[Part of a data file]
* * * * * * * * *

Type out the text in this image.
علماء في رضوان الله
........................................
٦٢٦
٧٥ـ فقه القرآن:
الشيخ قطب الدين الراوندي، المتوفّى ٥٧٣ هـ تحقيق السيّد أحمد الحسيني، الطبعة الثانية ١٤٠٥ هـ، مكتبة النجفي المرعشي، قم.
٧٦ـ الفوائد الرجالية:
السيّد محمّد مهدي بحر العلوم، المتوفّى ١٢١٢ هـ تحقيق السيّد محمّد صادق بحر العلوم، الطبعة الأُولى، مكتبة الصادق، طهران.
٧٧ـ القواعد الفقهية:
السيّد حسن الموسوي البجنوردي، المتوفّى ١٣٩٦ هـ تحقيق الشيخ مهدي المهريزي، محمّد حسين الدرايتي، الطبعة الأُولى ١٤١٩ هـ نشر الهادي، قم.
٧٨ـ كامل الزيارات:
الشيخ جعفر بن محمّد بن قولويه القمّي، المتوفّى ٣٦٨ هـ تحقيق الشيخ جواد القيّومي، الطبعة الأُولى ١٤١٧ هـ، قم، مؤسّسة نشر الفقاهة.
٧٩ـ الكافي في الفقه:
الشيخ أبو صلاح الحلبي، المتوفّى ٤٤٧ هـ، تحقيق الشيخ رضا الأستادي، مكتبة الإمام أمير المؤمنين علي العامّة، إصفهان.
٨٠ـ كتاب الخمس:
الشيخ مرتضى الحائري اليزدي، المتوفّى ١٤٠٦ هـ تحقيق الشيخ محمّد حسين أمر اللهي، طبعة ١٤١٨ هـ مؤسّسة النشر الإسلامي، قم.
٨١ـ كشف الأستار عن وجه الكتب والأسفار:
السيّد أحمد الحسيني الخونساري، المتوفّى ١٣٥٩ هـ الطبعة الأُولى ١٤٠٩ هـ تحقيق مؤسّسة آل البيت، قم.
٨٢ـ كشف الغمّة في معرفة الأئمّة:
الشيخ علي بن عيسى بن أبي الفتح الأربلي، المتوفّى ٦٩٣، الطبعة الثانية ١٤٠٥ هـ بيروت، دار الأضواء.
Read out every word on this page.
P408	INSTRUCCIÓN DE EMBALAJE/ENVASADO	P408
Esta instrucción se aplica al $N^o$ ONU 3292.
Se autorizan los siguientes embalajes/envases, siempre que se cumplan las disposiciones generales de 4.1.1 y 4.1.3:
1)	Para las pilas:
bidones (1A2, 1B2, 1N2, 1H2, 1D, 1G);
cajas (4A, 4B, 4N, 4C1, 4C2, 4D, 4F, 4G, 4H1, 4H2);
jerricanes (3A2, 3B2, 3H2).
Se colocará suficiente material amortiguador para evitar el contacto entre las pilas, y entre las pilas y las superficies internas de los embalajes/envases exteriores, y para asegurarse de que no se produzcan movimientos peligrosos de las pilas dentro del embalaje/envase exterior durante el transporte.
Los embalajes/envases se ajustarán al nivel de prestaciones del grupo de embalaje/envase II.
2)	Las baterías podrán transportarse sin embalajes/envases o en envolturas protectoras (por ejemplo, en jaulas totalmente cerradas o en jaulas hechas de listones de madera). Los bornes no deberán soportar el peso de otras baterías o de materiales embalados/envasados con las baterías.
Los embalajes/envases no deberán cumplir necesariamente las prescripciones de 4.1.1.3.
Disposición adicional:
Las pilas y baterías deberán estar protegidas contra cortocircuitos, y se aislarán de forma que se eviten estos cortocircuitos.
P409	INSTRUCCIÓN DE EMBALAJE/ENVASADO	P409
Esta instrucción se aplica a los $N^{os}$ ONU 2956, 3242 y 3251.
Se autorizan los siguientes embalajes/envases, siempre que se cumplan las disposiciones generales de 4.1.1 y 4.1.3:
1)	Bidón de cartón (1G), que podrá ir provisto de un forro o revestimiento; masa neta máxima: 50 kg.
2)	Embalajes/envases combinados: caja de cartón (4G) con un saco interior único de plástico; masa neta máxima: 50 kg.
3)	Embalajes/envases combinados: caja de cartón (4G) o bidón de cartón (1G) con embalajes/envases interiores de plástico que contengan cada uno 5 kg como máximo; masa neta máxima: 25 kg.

* * * * * * * * *

● **Problem to work on**: Repeat all the records. Match each line exactly.

● **Task result**:
Type out the text in this image.
علماء في رضوان الله
........................................
٦٢٦
٧٥ـ فقه القرآن:
الشيخ قطب الدين الراوندي، المتوفّى ٥٧٣ هـ تحقيق السيّد أحمد الحسيني، الطبعة الثانية ١٤٠٥ هـ، مكتبة النجفي المرعشي، قم.
٧٦ـ الفوائد الرجالية:
السيّد محمّد مهدي بحر العلوم، المتوفّى ١٢١٢ هـ تحقيق السيّد محمّد صادق بحر العلوم، الطبعة الأُولى، مكتبة الصادق، طهران.
٧٧ـ القواعد الفقهية:
السيّد حسن الموسوي البجنوردي، المتوفّى ١٣٩٦ هـ تحقيق الشيخ مهدي المهريزي، محمّد حسين الدرايتي، الطبعة الأُولى ١٤١٩ هـ نشر الهادي، قم.
٧٨ـ كامل الزيارات:
الشيخ جعفر بن محمّد بن قولويه القمّي، المتوفّى ٣٦٨ هـ تحقيق الشيخ جواد القيّومي، الطبعة الأُولى ١٤١٧ هـ، قم، مؤسّسة نشر الفقاهة.
٧٩ـ الكافي في الفقه:
الشيخ أبو صلاح الحلبي، المتوفّى ٤٤٧ هـ، تحقيق الشيخ رضا الأستادي، مكتبة الإمام أمير المؤمنين علي العامّة، إصفهان.
٨٠ـ كتاب الخمس:
الشيخ مرتضى الحائري اليزدي، المتوفّى ١٤٠٦ هـ تحقيق الشيخ محمّد حسين أمر اللهي، طبعة ١٤١٨ هـ مؤسّسة النشر الإسلامي، قم.
٨١ـ كشف الأستار عن وجه الكتب والأسفار:
السيّد أحمد الحسيني الخونساري، المتوفّى ١٣٥٩ هـ الطبعة الأُولى ١٤٠٩ هـ تحقيق مؤسّسة آل البيت، قم.
٨٢ـ كشف الغمّة في معرفة الأئمّة:
الشيخ علي بن عيسى بن أبي الفتح الأربلي، المتوفّى ٦٩٣، الطبعة الثانية ١٤٠٥ هـ بيروت، دار الأضواء.
Read out every word on this page.
P408	INSTRUCCIÓN DE EMBALAJE/ENVASADO	P408
Esta instrucción se aplica al $N^o$ ONU 3292.
Se autorizan los siguientes embalajes/envases, siempre que se cumplan las disposiciones generales de 4.1.1 y 4.1.3:
1)	Para las pilas:
bidones (1A2, 1B2, 1N2, 1H2, 1D, 1G);
cajas (4A, 4B, 4N, 4C1, 4C2, 4D, 4F, 4G, 4H1, 4H2);
jerricanes (3A2, 3B2, 3H2).
Se colocará suficiente material amortiguador para evitar el contacto entre las pilas, y entre las pilas y las superficies internas de los embalajes/envases exteriores, y para asegurarse de que no se produzcan movimientos peligrosos de las pilas dentro del embalaje/envase exterior durante el transporte.
Los embalajes/envases se ajustarán al nivel de prestaciones del grupo de embalaje/envase II.
2)	Las baterías podrán transportarse sin embalajes/envases o en envolturas protectoras (por ejemplo, en jaulas totalmente cerradas o en jaulas hechas de listones de madera). Los bornes no deberán soportar el peso de otras baterías o de materiales embalados/envasados con las baterías.
Los embalajes/envases no deberán cumplir necesariamente las prescripciones de 4.1.1.3.
Disposición adicional:
Las pilas y baterías deberán estar protegidas contra cortocircuitos, y se aislarán de forma que se eviten estos cortocircuitos.
P409	INSTRUCCIÓN DE EMBALAJE/ENVASADO	P409
Esta instrucción se aplica a los $N^{os}$ ONU 2956, 3242 y 3251.
Se autorizan los siguientes embalajes/envases, siempre que se cumplan las disposiciones generales de 4.1.1 y 4.1.3:
1)	Bidón de cartón (1G), que podrá ir provisto de un forro o revestimiento; masa neta máxima: 50 kg.
2)	Embalajes/envases combinados: caja de cartón (4G) con un saco interior único de plástico; masa neta máxima: 50 kg.
3)	Embalajes/envases combinados: caja de cartón (4G) o bidón de cartón (1G) con embalajes/envases interiores de plástico que contengan cada uno 5 kg como máximo; masa neta máxima: 25 kg.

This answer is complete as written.